Qual é a cena de um pai dar o seu nome ao filho? Tssss tssss, há coisas do arco da velha. Pois bem, Venceslau Fernandes, da Liberty Seguros-Carglass, é filho de Venceslau Fernandes, o vencedor mais veterano da Volta, em 1984, com 39 anos de idade. Falo deles porque a família está toda em peso para apoiar o miúdo. A família toda é pai, mãe e as duas irmãs, com Vanessa [a triatleta, medalha de prata em Pequim] embrulhada numa bandeira da Liberty. Ora bem, detalhe picante: tenho uma camisola amarela do Venceslau, entregue pelo próprio ao meu pai há anos e anos. Vejo-o ao longe, faço um sprint com uma fatia de presunto na mão esquerda e apresento-me. Venceslau olha bem para mim e, de seguida, pede um abraço: “Daqueles que eu dava ao seu pai”. Amigos para sempre. Quando lhe falo daquela camisola amarela, patrocinada pel’O Jogo a letras garrafais vermelhas, Venceslau olha-me nos olhos e diz-me: “Não venda isso, fique sempre com ela”. Ora essa, claro que sim.

Faltam dois minutos para o início da partida e calha Raúl Alarcón, o vencedor da última Volta, estacionar a bicicleta ao lado do nosso carro. Oportunidade para falar com ele. A dois minutos da partida, repito. “De onde és?” Valencia. “Gostas de futebol?” Claro. “És de quem?” Real Madrid. E Casillas, ele faz milagres na baliza, é craque, craque, craque. “Boa, boa, tens razão. E conheces o Casillas?” Cruzei-me uma vez com ele na gala do Dragão.
_ _ _ _ _
### Instrução
Copie sem alterações o trecho do texto fornecido que começa em "Faltam dois minutos" e vai até "gala do Dragão.". As entradas que vêm a seguir não são necessárias.

Excertos de um conjunto de anotações de layout
_ _ _ _ _
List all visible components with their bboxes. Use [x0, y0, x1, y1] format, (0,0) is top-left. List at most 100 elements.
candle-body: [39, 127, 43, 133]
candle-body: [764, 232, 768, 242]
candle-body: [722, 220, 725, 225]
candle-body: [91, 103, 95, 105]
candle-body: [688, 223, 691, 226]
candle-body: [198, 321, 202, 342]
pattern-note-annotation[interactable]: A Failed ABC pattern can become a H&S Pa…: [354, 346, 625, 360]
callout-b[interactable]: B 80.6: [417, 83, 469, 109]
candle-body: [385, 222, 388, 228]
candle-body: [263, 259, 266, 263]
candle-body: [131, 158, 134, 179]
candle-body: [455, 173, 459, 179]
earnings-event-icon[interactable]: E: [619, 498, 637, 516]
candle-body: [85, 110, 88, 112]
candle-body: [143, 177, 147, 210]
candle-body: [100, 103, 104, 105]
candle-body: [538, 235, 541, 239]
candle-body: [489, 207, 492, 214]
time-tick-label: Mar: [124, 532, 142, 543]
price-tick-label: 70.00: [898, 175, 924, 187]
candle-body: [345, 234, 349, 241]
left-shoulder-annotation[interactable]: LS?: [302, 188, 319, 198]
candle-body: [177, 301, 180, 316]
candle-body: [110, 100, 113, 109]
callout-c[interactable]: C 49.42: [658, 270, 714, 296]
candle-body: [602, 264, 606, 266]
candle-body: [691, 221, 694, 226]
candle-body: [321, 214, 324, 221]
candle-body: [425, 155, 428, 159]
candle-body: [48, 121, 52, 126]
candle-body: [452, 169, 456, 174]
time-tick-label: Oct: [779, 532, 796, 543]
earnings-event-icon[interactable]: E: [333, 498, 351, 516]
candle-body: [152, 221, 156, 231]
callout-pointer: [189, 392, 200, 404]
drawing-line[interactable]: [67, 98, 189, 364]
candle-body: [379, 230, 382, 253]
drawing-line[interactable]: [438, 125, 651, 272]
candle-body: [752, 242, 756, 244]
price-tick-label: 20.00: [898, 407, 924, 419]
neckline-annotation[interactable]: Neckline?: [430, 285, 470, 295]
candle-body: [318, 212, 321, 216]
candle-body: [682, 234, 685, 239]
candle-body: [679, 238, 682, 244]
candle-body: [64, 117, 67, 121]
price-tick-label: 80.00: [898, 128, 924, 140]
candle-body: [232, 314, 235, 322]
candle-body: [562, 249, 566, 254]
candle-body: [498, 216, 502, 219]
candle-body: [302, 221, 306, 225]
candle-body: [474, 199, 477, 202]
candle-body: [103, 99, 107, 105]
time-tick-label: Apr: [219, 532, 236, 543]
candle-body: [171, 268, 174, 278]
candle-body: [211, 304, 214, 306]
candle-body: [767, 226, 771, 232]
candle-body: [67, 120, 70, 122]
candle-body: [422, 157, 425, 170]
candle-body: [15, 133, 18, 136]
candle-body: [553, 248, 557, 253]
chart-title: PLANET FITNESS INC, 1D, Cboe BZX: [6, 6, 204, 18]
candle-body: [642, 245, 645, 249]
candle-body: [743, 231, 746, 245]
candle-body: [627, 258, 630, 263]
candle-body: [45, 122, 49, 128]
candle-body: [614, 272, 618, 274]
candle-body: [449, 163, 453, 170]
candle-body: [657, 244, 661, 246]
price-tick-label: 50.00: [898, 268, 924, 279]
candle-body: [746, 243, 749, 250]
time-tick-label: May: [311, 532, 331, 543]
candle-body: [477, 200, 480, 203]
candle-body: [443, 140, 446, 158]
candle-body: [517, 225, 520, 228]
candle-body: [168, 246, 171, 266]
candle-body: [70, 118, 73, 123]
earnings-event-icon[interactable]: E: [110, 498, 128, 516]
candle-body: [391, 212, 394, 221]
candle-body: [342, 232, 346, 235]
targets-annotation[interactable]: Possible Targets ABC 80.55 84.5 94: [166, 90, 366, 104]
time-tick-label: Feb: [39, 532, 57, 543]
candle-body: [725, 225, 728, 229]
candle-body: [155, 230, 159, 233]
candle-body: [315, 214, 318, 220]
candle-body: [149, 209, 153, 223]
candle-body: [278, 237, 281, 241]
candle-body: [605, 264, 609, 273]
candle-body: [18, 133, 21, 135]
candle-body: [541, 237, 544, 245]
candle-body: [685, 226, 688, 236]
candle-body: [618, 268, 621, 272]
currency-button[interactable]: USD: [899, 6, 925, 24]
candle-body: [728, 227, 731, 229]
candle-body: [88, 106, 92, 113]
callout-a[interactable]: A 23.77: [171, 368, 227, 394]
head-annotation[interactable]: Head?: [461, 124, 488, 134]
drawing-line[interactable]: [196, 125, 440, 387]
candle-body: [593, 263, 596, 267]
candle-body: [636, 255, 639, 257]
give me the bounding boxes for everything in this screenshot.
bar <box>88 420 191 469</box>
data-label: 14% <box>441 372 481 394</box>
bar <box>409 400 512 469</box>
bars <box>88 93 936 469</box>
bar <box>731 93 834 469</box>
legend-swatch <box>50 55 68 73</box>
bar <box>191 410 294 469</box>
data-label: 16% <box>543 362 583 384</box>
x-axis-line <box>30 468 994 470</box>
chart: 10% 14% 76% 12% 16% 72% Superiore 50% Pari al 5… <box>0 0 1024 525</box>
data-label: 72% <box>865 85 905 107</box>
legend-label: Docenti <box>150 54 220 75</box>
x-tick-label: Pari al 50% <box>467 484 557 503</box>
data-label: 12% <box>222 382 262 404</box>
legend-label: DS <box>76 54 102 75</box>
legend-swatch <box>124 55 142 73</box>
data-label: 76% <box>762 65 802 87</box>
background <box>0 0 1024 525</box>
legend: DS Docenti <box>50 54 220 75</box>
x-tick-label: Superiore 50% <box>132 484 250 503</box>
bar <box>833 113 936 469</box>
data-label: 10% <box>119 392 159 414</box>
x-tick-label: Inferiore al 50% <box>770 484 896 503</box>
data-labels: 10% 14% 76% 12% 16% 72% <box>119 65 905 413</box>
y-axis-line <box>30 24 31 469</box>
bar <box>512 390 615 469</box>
_ _ _ _ _
### Resultado correto
Faltam dois minutos para o início da partida e calha Raúl Alarcón, o vencedor da última Volta, estacionar a bicicleta ao lado do nosso carro. Oportunidade para falar com ele. A dois minutos da partida, repito. “De onde és?” Valencia. “Gostas de futebol?” Claro. “És de quem?” Real Madrid. E Casillas, ele faz milagres na baliza, é craque, craque, craque. “Boa, boa, tens razão. E conheces o Casillas?” Cruzei-me uma vez com ele na gala do Dragão.